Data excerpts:
__________________________________________________
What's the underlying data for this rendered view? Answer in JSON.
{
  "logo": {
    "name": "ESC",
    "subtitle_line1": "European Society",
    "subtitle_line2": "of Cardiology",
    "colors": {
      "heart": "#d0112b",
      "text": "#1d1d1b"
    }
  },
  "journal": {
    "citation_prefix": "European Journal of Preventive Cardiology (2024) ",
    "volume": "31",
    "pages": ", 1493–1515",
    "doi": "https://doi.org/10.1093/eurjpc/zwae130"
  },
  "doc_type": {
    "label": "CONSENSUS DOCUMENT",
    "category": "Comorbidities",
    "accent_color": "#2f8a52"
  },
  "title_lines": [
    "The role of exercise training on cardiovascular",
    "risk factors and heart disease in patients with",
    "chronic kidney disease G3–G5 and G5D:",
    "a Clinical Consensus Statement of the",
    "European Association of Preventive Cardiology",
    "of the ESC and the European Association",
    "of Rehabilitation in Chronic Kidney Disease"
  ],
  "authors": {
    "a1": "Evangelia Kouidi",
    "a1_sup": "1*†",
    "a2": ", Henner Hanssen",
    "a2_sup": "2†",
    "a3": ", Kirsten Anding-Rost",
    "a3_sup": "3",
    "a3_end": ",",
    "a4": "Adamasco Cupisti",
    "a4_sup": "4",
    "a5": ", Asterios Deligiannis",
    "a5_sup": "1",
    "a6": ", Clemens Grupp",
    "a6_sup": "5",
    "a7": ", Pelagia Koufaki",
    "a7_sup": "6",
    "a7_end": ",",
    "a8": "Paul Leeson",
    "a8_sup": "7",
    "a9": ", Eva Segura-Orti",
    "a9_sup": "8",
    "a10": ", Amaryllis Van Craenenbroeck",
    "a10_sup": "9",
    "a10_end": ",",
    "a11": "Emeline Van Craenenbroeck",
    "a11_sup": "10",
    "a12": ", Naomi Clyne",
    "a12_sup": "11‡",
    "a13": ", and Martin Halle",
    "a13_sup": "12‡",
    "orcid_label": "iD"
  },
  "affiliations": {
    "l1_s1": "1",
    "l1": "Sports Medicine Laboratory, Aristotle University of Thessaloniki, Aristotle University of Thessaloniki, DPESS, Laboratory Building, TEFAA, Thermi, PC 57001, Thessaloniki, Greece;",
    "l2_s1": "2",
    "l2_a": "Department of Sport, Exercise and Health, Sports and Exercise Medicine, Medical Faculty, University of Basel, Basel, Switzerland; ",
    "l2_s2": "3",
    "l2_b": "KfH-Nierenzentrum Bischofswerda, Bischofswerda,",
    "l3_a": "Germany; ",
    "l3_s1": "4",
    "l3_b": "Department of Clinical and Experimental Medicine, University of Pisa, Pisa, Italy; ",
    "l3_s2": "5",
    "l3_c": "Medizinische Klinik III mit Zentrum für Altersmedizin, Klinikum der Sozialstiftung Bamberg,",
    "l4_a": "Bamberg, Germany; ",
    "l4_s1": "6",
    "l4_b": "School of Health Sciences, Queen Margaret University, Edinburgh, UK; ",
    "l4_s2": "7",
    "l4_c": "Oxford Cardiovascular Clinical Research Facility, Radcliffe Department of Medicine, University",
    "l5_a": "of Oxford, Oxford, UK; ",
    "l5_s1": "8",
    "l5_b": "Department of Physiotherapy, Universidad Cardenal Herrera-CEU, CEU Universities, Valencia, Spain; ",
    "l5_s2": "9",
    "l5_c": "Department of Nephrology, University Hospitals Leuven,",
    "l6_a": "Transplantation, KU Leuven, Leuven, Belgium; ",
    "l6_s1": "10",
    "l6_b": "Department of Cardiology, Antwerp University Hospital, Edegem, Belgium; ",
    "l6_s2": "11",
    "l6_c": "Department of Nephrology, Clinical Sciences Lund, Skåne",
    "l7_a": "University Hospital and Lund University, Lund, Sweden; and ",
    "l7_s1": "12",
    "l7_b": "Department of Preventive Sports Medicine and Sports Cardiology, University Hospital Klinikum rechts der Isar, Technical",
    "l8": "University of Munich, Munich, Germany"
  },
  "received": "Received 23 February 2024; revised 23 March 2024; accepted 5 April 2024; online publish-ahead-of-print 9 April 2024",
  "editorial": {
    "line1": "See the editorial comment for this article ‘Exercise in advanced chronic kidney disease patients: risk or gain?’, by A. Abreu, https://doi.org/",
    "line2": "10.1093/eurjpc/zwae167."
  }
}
__________________________________________________
PROMPT
Check the lines above and copy each one that includes "https".

TASK ANSWER
    "doi": "https://doi.org/10.1093/eurjpc/zwae130"
    "line1": "See the editorial comment for this article ‘Exercise in advanced chronic kidney disease patients: risk or gain?’, by A. Abreu, https://doi.org/",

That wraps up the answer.